- [What needs to be done] Copy every line in which the string "cheating" occurs.

■ ■ ■

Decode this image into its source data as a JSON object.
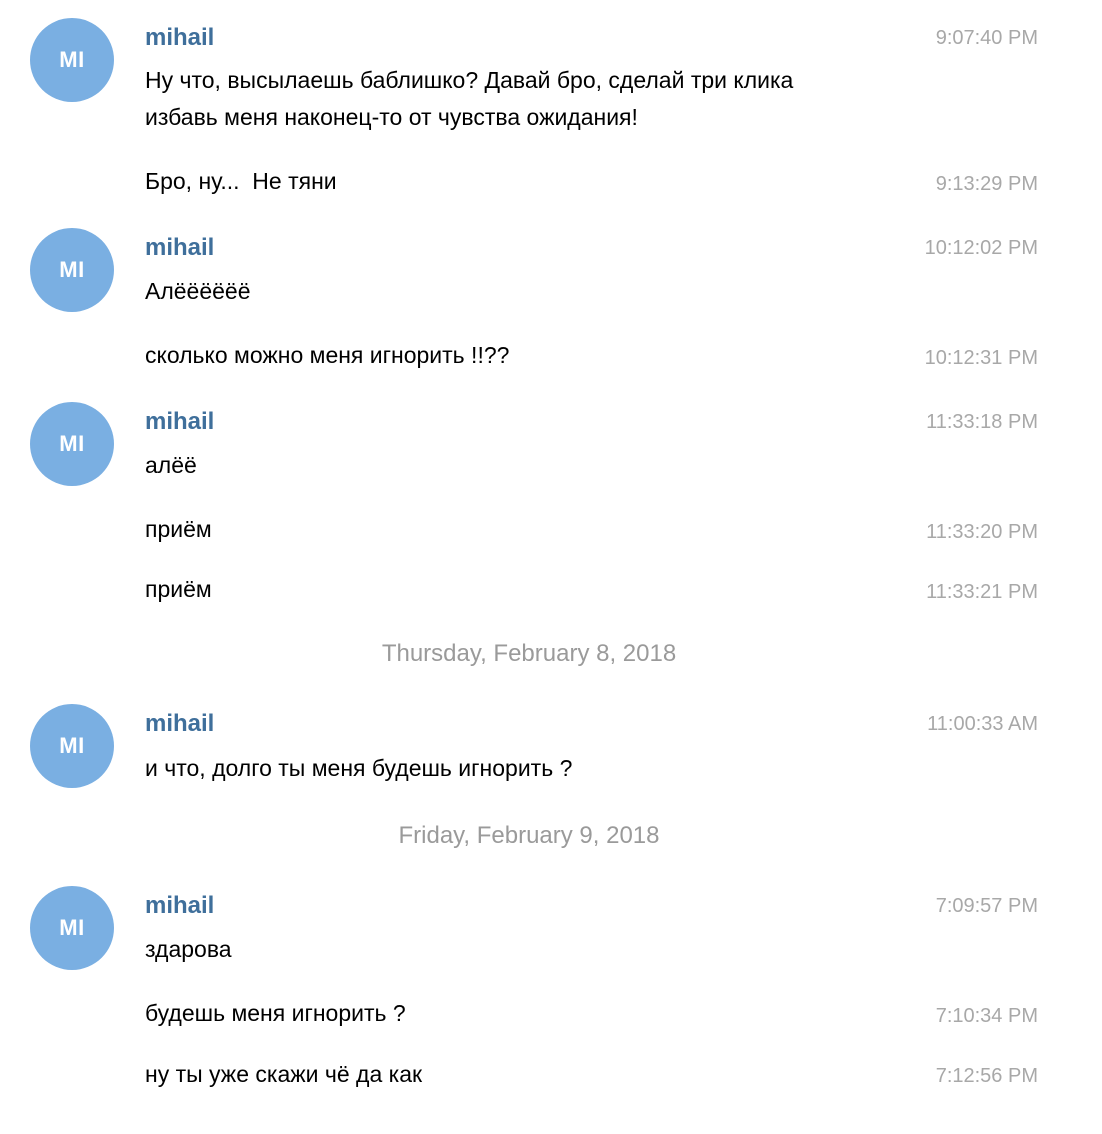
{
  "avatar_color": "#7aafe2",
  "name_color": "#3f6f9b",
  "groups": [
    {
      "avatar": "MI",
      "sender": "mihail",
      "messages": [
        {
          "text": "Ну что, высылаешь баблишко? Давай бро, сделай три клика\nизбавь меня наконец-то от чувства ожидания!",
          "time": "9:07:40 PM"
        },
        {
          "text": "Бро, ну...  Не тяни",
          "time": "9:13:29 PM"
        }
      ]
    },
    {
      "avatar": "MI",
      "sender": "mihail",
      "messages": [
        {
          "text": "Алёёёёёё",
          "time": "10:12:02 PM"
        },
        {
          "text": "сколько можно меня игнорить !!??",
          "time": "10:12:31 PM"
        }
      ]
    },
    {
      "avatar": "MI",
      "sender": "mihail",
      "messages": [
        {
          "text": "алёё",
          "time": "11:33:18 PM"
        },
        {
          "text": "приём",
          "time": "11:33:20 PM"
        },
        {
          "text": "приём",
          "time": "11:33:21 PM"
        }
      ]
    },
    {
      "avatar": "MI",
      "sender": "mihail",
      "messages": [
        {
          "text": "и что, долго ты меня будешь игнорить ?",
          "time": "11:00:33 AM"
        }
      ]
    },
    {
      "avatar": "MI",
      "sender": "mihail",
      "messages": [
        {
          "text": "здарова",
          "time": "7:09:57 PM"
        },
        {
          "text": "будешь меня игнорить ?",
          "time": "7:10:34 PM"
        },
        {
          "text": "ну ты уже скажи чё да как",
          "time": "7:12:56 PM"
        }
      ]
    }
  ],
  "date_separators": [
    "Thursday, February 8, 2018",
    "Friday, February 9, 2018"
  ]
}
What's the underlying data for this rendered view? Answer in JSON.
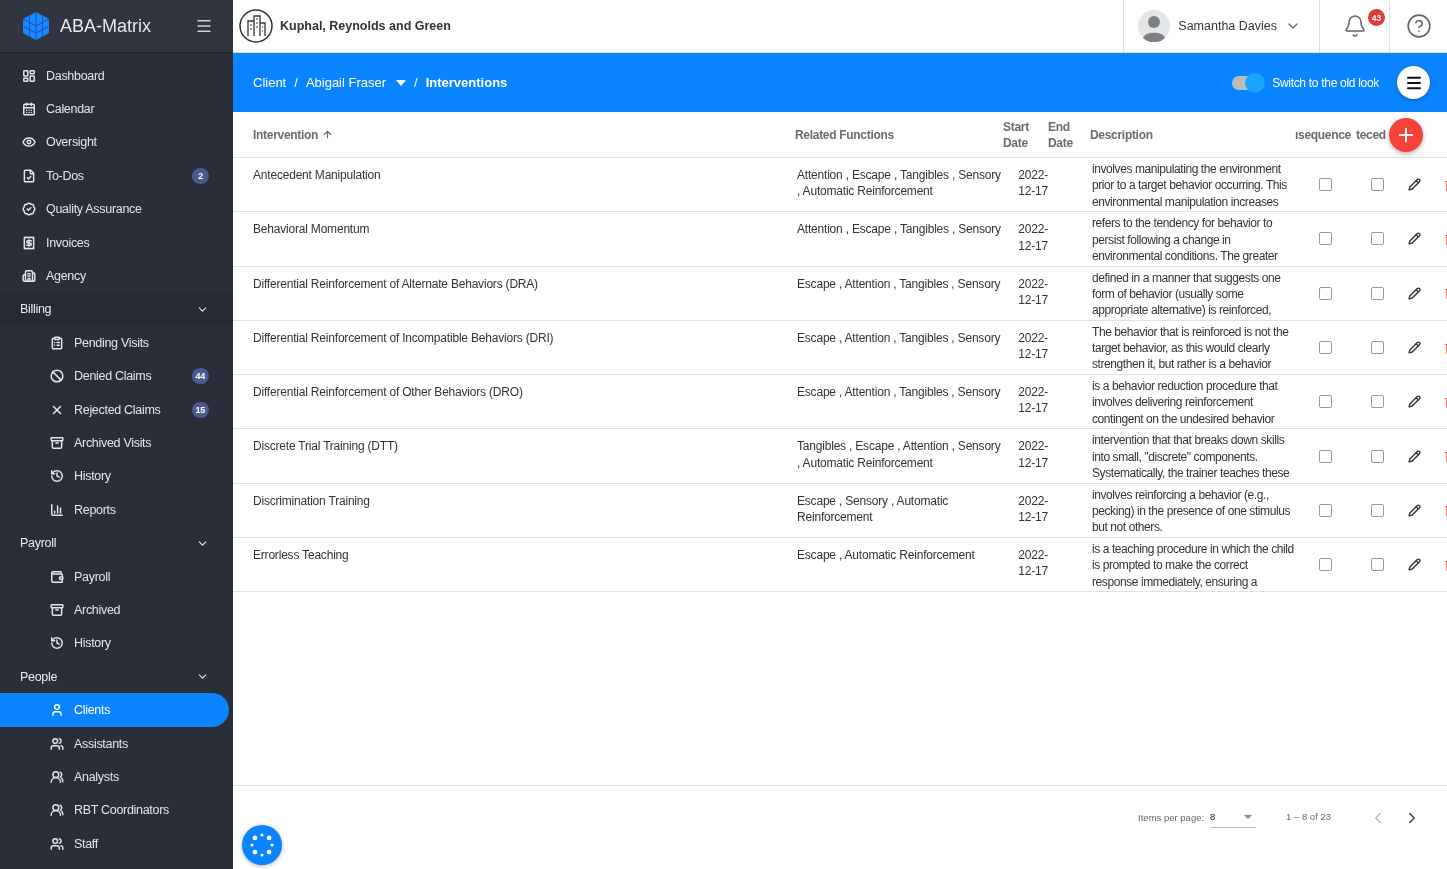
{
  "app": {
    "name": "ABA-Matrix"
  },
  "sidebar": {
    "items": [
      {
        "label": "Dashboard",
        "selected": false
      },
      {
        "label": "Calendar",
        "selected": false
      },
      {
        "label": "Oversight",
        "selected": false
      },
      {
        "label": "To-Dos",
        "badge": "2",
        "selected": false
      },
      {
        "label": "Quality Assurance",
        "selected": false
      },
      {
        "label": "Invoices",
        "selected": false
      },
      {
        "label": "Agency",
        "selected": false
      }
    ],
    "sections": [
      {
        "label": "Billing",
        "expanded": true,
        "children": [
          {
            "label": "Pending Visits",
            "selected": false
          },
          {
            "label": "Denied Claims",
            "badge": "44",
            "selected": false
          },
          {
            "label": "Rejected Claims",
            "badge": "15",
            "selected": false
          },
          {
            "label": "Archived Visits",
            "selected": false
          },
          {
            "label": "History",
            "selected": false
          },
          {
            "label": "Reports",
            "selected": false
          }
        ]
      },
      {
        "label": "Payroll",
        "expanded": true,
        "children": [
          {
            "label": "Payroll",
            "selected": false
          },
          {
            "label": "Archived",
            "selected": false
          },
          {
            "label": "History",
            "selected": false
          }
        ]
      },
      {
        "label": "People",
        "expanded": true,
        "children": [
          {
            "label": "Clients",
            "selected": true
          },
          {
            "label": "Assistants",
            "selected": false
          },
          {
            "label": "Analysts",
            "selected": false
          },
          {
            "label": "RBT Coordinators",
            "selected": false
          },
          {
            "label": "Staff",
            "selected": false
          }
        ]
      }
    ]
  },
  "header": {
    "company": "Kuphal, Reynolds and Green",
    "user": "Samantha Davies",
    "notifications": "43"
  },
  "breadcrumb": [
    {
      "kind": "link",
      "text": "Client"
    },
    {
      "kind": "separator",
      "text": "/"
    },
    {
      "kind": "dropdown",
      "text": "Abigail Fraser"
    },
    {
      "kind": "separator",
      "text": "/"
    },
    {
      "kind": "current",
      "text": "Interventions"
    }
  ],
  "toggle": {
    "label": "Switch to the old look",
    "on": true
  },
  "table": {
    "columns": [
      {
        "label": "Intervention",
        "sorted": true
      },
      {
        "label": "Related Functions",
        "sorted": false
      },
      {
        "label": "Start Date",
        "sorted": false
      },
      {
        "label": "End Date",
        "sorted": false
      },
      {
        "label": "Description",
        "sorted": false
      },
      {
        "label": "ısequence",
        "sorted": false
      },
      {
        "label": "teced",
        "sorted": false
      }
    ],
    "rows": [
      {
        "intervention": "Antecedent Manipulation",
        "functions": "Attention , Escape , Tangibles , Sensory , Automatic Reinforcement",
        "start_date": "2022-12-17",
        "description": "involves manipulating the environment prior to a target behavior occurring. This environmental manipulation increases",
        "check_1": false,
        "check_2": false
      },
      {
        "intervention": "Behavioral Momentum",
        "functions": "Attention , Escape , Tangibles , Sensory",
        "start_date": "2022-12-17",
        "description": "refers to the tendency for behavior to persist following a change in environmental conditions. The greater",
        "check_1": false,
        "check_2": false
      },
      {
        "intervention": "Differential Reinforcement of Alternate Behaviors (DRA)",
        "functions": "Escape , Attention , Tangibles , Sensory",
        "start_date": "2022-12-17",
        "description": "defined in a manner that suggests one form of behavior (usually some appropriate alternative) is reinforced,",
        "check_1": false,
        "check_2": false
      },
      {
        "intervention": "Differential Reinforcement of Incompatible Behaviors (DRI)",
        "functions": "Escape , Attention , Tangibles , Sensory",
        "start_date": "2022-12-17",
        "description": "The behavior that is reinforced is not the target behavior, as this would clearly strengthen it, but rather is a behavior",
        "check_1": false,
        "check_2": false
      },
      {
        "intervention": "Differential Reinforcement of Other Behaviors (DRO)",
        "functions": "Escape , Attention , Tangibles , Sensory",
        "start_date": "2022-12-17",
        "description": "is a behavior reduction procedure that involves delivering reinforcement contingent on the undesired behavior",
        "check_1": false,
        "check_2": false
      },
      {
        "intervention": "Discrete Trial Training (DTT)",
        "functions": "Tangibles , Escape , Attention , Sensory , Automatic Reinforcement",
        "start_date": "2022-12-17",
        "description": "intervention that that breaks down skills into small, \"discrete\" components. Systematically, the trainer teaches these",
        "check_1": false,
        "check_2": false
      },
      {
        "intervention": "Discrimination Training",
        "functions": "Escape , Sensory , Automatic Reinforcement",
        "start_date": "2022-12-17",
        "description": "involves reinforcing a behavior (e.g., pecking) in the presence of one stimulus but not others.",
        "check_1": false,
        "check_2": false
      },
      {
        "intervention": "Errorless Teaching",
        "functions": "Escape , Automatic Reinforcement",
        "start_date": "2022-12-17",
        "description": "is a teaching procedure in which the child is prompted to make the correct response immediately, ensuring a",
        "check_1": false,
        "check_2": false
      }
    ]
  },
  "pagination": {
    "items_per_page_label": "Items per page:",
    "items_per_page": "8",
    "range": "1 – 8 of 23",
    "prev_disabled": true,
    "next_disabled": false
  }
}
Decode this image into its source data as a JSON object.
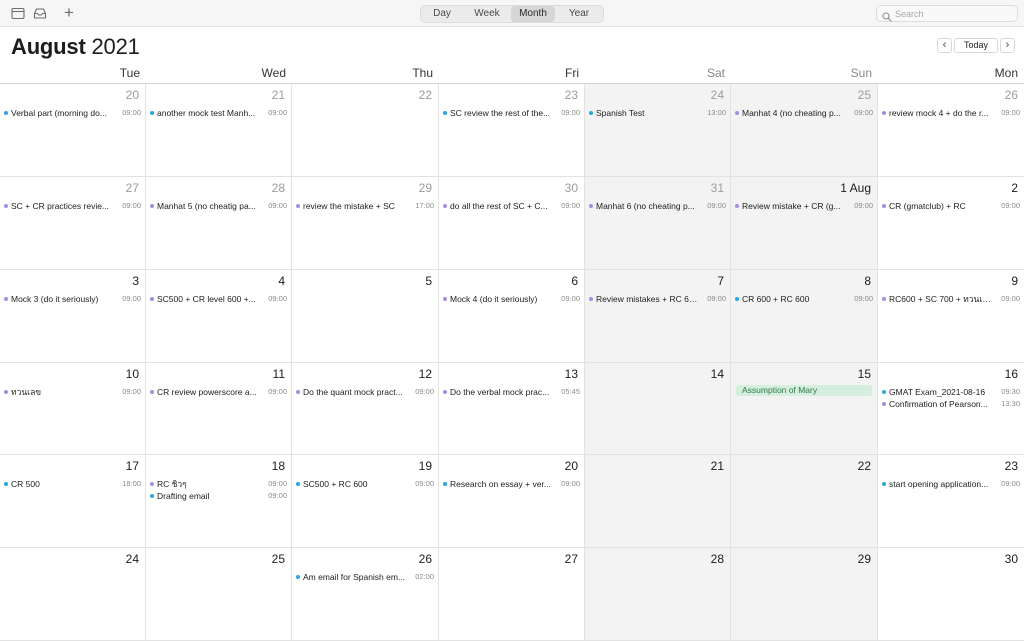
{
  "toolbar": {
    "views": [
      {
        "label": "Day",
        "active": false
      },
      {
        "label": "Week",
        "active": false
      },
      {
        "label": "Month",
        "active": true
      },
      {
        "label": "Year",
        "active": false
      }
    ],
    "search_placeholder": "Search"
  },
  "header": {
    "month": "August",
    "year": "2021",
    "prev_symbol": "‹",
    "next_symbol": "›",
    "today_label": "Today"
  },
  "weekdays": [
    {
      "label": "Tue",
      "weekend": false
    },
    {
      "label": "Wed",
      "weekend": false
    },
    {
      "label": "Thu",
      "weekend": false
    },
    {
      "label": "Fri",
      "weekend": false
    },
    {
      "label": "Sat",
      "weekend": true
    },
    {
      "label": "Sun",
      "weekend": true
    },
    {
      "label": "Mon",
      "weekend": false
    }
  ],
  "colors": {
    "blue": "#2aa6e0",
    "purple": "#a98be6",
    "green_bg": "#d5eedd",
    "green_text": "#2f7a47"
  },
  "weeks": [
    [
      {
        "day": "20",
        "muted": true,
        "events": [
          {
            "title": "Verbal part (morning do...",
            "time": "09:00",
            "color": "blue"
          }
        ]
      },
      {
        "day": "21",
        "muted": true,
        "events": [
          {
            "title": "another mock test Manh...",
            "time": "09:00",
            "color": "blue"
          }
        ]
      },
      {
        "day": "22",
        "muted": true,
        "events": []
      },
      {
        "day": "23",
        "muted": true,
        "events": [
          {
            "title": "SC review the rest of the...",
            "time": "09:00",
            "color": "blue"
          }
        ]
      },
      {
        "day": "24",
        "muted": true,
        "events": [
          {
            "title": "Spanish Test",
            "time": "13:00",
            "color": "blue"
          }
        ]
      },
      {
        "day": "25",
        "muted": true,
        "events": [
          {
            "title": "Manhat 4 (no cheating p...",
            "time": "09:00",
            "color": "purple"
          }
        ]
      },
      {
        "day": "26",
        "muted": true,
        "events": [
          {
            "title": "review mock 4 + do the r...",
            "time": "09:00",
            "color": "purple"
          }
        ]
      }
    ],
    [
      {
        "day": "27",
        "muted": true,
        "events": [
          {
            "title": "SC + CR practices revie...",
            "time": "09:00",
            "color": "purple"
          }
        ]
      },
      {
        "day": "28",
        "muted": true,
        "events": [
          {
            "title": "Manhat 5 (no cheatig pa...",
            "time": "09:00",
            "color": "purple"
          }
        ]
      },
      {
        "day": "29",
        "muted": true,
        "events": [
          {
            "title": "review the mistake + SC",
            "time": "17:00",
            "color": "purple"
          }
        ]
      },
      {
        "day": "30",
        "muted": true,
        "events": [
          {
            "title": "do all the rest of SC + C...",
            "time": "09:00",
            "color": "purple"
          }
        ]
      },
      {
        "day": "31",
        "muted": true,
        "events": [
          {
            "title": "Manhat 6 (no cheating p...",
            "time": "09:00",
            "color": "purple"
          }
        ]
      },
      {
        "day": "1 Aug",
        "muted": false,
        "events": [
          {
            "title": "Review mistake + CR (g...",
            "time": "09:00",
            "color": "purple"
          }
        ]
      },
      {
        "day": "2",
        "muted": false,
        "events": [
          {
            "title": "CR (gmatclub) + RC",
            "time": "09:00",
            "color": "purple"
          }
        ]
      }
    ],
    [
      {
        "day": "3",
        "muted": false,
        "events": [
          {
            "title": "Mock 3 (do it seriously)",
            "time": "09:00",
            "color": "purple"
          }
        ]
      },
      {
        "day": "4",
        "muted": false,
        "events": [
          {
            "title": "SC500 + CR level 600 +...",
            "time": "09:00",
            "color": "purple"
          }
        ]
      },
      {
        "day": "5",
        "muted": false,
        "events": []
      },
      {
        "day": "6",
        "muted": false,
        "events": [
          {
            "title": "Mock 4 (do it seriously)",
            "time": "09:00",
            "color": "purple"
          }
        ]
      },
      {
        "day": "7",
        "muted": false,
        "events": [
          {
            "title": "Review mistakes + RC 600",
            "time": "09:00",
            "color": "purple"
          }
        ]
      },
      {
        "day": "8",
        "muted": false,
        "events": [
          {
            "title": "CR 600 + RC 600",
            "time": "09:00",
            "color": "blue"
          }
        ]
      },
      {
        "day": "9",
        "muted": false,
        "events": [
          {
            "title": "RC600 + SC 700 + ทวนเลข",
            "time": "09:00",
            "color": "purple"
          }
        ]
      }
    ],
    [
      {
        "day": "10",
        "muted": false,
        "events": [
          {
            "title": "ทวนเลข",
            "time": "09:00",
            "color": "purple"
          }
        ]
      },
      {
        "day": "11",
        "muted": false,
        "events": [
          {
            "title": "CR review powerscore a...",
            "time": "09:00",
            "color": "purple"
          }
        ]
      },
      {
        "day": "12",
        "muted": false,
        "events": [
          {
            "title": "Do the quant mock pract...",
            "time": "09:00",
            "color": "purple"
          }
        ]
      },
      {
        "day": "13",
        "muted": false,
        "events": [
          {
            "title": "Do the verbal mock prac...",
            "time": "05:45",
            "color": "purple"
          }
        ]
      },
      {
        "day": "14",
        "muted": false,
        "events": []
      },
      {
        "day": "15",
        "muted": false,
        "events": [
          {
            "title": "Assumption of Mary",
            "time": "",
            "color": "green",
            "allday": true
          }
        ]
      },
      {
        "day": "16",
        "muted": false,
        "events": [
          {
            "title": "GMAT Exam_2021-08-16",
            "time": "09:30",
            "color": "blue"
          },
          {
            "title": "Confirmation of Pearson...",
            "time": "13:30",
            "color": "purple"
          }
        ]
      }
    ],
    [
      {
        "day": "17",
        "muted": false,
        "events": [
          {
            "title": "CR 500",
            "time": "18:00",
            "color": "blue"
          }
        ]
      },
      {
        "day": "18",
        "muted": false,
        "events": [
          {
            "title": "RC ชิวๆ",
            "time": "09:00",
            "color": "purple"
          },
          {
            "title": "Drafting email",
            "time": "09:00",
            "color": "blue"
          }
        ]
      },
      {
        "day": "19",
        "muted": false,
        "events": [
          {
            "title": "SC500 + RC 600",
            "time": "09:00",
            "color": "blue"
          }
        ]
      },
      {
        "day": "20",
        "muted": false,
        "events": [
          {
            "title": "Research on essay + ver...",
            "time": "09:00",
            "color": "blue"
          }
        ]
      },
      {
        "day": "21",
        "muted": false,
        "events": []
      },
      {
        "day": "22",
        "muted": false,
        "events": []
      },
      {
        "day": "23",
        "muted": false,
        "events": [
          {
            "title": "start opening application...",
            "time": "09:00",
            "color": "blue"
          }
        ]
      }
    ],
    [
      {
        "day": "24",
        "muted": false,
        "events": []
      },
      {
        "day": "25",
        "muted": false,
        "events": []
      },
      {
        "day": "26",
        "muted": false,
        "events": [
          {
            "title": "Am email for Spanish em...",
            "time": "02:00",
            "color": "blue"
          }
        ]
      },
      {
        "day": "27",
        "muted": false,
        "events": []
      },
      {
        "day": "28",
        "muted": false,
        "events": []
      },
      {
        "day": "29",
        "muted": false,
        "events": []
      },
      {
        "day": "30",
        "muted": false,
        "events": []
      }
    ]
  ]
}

■ ■ ■

- [The result]
            "title": "Manhat 4 (no cheating p...",
            "title": "Manhat 6 (no cheating p...",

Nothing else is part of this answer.